**Goal:** Each record below must be returned exactly as shown.

**Collected data entries:**
━━━━━━━━━━━━━━━━

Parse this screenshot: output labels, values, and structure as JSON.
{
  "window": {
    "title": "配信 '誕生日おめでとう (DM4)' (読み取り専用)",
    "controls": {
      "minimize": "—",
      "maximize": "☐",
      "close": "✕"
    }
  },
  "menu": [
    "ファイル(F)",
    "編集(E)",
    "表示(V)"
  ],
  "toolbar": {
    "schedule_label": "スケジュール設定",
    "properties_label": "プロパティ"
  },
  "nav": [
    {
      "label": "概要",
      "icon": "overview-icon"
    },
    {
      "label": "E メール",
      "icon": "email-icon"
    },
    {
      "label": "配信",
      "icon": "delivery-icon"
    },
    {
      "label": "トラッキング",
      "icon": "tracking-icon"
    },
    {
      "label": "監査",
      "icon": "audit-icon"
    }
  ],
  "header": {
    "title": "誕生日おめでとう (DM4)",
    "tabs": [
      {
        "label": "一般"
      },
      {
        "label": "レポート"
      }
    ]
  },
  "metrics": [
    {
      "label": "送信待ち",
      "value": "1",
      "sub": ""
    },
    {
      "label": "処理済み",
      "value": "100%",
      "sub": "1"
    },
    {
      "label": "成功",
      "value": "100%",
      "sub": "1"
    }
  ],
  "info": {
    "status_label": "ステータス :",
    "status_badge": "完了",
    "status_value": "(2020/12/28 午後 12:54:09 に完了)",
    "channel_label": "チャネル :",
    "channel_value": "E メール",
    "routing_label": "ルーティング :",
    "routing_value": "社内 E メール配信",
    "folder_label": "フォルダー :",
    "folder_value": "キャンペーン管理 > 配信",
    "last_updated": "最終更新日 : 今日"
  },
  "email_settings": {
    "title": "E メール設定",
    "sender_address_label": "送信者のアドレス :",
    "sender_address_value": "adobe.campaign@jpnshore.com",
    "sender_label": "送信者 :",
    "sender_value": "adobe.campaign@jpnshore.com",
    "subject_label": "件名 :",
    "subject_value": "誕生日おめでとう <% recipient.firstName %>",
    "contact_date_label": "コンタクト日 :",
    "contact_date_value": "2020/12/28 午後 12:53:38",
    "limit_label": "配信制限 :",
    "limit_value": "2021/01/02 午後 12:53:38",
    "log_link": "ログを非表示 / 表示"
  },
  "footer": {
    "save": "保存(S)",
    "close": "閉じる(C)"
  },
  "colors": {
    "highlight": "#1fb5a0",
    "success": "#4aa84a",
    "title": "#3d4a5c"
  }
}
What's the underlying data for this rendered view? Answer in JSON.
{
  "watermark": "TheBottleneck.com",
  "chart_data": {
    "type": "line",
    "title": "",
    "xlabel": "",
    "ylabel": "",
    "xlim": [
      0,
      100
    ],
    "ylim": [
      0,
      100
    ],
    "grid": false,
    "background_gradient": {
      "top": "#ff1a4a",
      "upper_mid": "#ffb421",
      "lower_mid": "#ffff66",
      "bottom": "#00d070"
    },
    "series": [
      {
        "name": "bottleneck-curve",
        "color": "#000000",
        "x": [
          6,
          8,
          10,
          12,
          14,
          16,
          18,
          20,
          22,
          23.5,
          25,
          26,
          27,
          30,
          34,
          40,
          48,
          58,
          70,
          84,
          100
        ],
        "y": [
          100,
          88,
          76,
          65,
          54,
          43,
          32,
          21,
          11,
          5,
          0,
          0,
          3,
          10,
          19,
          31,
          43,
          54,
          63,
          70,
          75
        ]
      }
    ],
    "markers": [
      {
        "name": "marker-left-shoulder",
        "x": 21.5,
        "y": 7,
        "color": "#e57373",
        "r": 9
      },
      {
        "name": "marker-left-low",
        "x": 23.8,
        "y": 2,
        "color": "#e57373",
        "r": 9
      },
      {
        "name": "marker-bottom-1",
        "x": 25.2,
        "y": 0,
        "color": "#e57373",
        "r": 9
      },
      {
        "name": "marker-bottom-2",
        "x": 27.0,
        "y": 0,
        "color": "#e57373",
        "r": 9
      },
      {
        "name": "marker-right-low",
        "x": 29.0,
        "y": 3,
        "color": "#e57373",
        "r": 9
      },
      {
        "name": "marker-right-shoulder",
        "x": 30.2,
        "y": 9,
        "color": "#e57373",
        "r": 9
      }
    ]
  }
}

━━━━━━━━━━━━━━━━

**Right answer:**
Parse this screenshot: output labels, values, and structure as JSON.
{
  "window": {
    "title": "配信 '誕生日おめでとう (DM4)' (読み取り専用)",
    "controls": {
      "minimize": "—",
      "maximize": "☐",
      "close": "✕"
    }
  },
  "menu": [
    "ファイル(F)",
    "編集(E)",
    "表示(V)"
  ],
  "toolbar": {
    "schedule_label": "スケジュール設定",
    "properties_label": "プロパティ"
  },
  "nav": [
    {
      "label": "概要",
      "icon": "overview-icon"
    },
    {
      "label": "E メール",
      "icon": "email-icon"
    },
    {
      "label": "配信",
      "icon": "delivery-icon"
    },
    {
      "label": "トラッキング",
      "icon": "tracking-icon"
    },
    {
      "label": "監査",
      "icon": "audit-icon"
    }
  ],
  "header": {
    "title": "誕生日おめでとう (DM4)",
    "tabs": [
      {
        "label": "一般"
      },
      {
        "label": "レポート"
      }
    ]
  },
  "metrics": [
    {
      "label": "送信待ち",
      "value": "1",
      "sub": ""
    },
    {
      "label": "処理済み",
      "value": "100%",
      "sub": "1"
    },
    {
      "label": "成功",
      "value": "100%",
      "sub": "1"
    }
  ],
  "info": {
    "status_label": "ステータス :",
    "status_badge": "完了",
    "status_value": "(2020/12/28 午後 12:54:09 に完了)",
    "channel_label": "チャネル :",
    "channel_value": "E メール",
    "routing_label": "ルーティング :",
    "routing_value": "社内 E メール配信",
    "folder_label": "フォルダー :",
    "folder_value": "キャンペーン管理 > 配信",
    "last_updated": "最終更新日 : 今日"
  },
  "email_settings": {
    "title": "E メール設定",
    "sender_address_label": "送信者のアドレス :",
    "sender_address_value": "adobe.campaign@jpnshore.com",
    "sender_label": "送信者 :",
    "sender_value": "adobe.campaign@jpnshore.com",
    "subject_label": "件名 :",
    "subject_value": "誕生日おめでとう <% recipient.firstName %>",
    "contact_date_label": "コンタクト日 :",
    "contact_date_value": "2020/12/28 午後 12:53:38",
    "limit_label": "配信制限 :",
    "limit_value": "2021/01/02 午後 12:53:38",
    "log_link": "ログを非表示 / 表示"
  },
  "footer": {
    "save": "保存(S)",
    "close": "閉じる(C)"
  },
  "colors": {
    "highlight": "#1fb5a0",
    "success": "#4aa84a",
    "title": "#3d4a5c"
  }
}
What's the underlying data for this rendered view? Answer in JSON.
{
  "watermark": "TheBottleneck.com",
  "chart_data": {
    "type": "line",
    "title": "",
    "xlabel": "",
    "ylabel": "",
    "xlim": [
      0,
      100
    ],
    "ylim": [
      0,
      100
    ],
    "grid": false,
    "background_gradient": {
      "top": "#ff1a4a",
      "upper_mid": "#ffb421",
      "lower_mid": "#ffff66",
      "bottom": "#00d070"
    },
    "series": [
      {
        "name": "bottleneck-curve",
        "color": "#000000",
        "x": [
          6,
          8,
          10,
          12,
          14,
          16,
          18,
          20,
          22,
          23.5,
          25,
          26,
          27,
          30,
          34,
          40,
          48,
          58,
          70,
          84,
          100
        ],
        "y": [
          100,
          88,
          76,
          65,
          54,
          43,
          32,
          21,
          11,
          5,
          0,
          0,
          3,
          10,
          19,
          31,
          43,
          54,
          63,
          70,
          75
        ]
      }
    ],
    "markers": [
      {
        "name": "marker-left-shoulder",
        "x": 21.5,
        "y": 7,
        "color": "#e57373",
        "r": 9
      },
      {
        "name": "marker-left-low",
        "x": 23.8,
        "y": 2,
        "color": "#e57373",
        "r": 9
      },
      {
        "name": "marker-bottom-1",
        "x": 25.2,
        "y": 0,
        "color": "#e57373",
        "r": 9
      },
      {
        "name": "marker-bottom-2",
        "x": 27.0,
        "y": 0,
        "color": "#e57373",
        "r": 9
      },
      {
        "name": "marker-right-low",
        "x": 29.0,
        "y": 3,
        "color": "#e57373",
        "r": 9
      },
      {
        "name": "marker-right-shoulder",
        "x": 30.2,
        "y": 9,
        "color": "#e57373",
        "r": 9
      }
    ]
  }
}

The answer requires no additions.